▶ **Document passage**:
********************

International platform held in Cascais, Portugal

Estoril Conferences is an international platform held in Cascais, Portugal, since 2009. It has been attended by Nobel Prize laureates and current and former heads of state. The events provide a platform to promote open dialogue on global challenges. The seventh edition of the Estoril Conferences took place on 1–2 September 2022.

==History==
The first edition of the Estoril Conferences was held in 2009 in Cascais, Portugal and has since taken place biannually. The conferences have attracted more than 9,000 participants from over seventy countries.

==Editions==

- 1st edition: Global Challenges, Local Answers, May 2009
- 2nd edition: From Cascais to the World, May 2011
- 3rd edition: The Importance of Youth, May 2013
- 4th edition: A Global Dialogue, May 2015
- 5th edition: Change the World, May 2017
- 6th edition: Empowering Humanity: From Local to Global Justice, May 2019
- 7th edition: The Purpose Generation. Becoming the Change makers of Tomorrow, September 2022

==Speakers==
From the first edition onward, several high-profile speakers have attended the Estoril Conferences, including Tony Blair, Mikhail Gorbachev, Edward Snowden, Madeleine Albright, Frederik de Klerk, Herman Van Rompuy, Lech Walesa, Shirin Ebadi, Christopher Pissarides, Nouriel Roubini, Mohamed ElBaradei, and Dominique de Villepin.

==Awards==
Since 2009, the Estoril Conferences have awarded prizes for published work to various authors. The events also highlight local projects, initiatives, and practices under the rubric '"Estoril Local Answers Award". In addition, the conferences have provided research grants to students under thirty for research project proposals, presented in the Portuguese language.

********************

▶ **Dataset extract**:
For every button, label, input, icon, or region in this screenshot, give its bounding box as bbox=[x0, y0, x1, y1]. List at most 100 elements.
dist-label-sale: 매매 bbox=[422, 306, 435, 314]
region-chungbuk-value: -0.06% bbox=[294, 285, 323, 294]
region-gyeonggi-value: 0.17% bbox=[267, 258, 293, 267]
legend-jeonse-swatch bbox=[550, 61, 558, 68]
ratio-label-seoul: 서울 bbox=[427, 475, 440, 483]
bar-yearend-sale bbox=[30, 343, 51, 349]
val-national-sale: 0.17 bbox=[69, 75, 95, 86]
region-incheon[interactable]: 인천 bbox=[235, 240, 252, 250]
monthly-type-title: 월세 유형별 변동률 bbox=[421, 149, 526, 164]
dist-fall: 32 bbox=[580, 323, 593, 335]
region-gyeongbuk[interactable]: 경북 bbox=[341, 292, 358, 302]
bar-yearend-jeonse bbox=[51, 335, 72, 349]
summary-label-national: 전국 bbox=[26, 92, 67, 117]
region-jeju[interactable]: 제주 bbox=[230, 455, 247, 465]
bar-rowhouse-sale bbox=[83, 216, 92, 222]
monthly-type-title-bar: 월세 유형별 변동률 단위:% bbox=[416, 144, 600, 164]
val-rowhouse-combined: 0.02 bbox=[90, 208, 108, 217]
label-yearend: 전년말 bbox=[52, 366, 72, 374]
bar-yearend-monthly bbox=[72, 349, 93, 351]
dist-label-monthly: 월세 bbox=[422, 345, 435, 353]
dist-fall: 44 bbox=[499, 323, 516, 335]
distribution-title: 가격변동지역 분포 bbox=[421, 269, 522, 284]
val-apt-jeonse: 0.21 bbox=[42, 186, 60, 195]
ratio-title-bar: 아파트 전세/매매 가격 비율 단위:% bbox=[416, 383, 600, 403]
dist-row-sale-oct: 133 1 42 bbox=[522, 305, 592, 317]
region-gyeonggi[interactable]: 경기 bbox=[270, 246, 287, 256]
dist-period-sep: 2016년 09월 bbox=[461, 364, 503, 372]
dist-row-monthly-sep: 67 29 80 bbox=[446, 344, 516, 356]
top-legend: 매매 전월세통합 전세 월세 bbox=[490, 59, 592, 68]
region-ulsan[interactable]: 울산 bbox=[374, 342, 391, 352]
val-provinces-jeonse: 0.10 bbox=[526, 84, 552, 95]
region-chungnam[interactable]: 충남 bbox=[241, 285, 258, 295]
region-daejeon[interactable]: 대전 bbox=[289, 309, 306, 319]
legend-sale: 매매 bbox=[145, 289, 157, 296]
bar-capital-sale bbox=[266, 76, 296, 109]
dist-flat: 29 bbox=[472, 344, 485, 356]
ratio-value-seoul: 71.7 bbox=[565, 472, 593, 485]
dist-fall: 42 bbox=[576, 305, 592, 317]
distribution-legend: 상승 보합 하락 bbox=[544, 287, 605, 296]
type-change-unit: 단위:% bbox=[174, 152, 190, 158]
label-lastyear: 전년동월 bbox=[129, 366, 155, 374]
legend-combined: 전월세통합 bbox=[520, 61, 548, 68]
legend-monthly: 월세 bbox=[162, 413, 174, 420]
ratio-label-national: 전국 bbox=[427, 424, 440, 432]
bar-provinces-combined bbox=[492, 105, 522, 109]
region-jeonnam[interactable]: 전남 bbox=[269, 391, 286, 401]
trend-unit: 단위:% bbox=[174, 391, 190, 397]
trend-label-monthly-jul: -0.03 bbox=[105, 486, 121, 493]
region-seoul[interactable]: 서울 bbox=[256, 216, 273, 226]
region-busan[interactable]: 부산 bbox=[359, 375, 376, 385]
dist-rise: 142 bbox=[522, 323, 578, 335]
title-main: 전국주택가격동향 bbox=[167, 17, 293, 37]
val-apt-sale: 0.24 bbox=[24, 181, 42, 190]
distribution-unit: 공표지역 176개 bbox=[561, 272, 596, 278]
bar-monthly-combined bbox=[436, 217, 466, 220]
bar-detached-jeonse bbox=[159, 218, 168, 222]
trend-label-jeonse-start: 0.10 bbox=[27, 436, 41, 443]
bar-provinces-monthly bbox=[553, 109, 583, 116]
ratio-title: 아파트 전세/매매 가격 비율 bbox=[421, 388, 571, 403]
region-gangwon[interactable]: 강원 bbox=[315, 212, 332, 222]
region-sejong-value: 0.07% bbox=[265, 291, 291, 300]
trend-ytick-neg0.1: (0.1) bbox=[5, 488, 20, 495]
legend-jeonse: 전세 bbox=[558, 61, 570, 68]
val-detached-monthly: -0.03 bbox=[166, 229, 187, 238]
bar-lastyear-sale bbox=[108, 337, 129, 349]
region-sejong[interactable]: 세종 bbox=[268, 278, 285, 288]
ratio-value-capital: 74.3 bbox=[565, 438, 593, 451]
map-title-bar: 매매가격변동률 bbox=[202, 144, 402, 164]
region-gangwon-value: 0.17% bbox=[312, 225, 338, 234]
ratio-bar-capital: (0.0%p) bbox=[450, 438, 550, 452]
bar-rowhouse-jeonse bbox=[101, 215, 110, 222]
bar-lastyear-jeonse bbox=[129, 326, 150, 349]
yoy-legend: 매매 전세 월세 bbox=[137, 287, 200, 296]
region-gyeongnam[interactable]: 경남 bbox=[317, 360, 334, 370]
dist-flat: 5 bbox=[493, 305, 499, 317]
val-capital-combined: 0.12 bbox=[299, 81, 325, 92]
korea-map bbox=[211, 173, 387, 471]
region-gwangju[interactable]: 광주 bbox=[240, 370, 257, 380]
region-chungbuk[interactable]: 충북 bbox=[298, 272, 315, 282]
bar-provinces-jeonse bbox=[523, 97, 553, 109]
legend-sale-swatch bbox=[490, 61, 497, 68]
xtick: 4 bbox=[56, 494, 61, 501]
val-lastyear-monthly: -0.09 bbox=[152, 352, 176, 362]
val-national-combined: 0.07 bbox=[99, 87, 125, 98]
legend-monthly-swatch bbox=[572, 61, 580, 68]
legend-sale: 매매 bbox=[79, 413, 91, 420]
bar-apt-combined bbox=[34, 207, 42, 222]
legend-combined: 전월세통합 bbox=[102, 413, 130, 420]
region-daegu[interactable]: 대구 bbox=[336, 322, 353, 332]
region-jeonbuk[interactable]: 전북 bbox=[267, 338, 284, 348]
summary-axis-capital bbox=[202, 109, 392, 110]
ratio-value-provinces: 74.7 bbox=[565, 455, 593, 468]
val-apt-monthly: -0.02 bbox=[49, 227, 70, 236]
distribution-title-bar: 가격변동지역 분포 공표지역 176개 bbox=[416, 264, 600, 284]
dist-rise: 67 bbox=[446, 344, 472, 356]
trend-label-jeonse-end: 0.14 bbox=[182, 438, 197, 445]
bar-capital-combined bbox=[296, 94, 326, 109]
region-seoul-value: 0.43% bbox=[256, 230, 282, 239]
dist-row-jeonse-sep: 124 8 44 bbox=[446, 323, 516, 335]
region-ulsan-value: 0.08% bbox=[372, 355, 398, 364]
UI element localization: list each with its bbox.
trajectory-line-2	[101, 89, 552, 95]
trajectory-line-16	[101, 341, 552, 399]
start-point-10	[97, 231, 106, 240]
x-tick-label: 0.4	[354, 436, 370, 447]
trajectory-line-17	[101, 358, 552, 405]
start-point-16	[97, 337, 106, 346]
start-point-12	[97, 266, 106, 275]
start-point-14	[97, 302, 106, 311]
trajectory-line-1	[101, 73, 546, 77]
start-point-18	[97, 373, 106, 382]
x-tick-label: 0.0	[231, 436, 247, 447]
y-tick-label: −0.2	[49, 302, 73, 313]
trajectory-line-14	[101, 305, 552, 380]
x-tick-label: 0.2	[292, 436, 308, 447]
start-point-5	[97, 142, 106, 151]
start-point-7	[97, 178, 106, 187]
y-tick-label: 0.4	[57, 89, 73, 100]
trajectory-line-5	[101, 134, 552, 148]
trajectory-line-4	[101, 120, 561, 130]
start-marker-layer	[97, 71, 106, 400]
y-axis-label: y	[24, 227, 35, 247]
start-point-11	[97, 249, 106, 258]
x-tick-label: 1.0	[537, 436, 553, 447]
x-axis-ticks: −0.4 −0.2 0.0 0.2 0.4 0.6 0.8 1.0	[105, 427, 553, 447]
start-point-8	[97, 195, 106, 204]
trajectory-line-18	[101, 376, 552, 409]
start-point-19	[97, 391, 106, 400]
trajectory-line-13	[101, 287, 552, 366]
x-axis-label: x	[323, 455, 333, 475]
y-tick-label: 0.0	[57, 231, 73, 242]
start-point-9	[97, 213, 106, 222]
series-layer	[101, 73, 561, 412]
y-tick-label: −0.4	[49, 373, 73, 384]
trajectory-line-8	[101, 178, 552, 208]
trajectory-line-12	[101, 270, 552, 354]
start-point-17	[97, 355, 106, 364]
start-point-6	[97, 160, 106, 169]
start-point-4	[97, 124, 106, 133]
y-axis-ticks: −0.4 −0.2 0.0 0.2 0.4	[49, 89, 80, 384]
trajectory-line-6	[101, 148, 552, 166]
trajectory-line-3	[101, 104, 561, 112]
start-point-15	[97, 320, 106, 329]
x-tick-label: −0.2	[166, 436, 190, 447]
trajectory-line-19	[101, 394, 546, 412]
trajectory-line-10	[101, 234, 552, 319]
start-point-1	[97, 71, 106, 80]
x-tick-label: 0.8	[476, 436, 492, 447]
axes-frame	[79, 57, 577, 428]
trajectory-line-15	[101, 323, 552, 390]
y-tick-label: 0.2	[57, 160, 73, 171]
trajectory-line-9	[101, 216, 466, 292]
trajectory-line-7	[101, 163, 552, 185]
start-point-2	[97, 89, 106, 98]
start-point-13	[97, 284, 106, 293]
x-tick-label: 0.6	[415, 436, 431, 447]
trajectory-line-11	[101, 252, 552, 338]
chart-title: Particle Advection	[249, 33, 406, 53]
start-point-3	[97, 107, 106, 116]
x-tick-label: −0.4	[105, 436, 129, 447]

********************

▶ **Questions on the material**:
A. Reproduce the Estoril Conferences text, everything from "Estoril Conferences is" down to "1–2 September 2022.", substituting "frank dialogue" for "open dialogue".
B. Give the title of every edition of the Estoril Conferences named in the text about them.

▶ **Response list**:
A.
Estoril Conferences is an international platform held in Cascais, Portugal, since 2009. It has been attended by Nobel Prize laureates and current and former heads of state. The events provide a platform to promote frank dialogue on global challenges. The seventh edition of the Estoril Conferences took place on 1–2 September 2022.

B.
- Global Challenges, Local Answers
- From Cascais to the World
- The Importance of Youth
- A Global Dialogue
- Change the World
- Empowering Humanity: From Local to Global Justice
- The Purpose Generation. Becoming the Change makers of Tomorrow